Every entry below should be printed exactly, without its images.
+++ ENTRIES PROVIDED
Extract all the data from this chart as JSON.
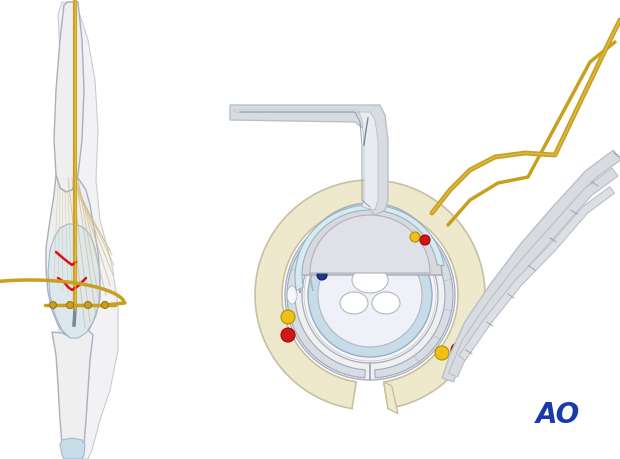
{
  "bg_color": "#ffffff",
  "ao_color": "#1a3aaa",
  "ao_text": "AO",
  "bone_color": "#efefef",
  "bone_color2": "#e8e8ee",
  "bone_outline": "#a8b0c0",
  "cartilage_color": "#c8dce8",
  "tendon_fill": "#eee8cc",
  "tendon_outline": "#c8c0a0",
  "wire_color": "#c8a020",
  "wire_dark": "#9a7810",
  "red_color": "#cc1818",
  "fracture_red": "#dd1111",
  "yellow_dot": "#f0c018",
  "blue_dot": "#1a3a88",
  "steel_light": "#d8dce0",
  "steel_mid": "#b8c0c8",
  "steel_dark": "#788898",
  "white_color": "#f8f8f8",
  "gray_light": "#e0e0e8",
  "tan_color": "#e8dcc0",
  "sheath_color": "#d8dce4"
}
++++++
TASK RESPONSE>
Extract all the data from this chart as JSON.
{
  "bg_color": "#ffffff",
  "ao_color": "#1a3aaa",
  "ao_text": "AO",
  "bone_color": "#efefef",
  "bone_color2": "#e8e8ee",
  "bone_outline": "#a8b0c0",
  "cartilage_color": "#c8dce8",
  "tendon_fill": "#eee8cc",
  "tendon_outline": "#c8c0a0",
  "wire_color": "#c8a020",
  "wire_dark": "#9a7810",
  "red_color": "#cc1818",
  "fracture_red": "#dd1111",
  "yellow_dot": "#f0c018",
  "blue_dot": "#1a3a88",
  "steel_light": "#d8dce0",
  "steel_mid": "#b8c0c8",
  "steel_dark": "#788898",
  "white_color": "#f8f8f8",
  "gray_light": "#e0e0e8",
  "tan_color": "#e8dcc0",
  "sheath_color": "#d8dce4"
}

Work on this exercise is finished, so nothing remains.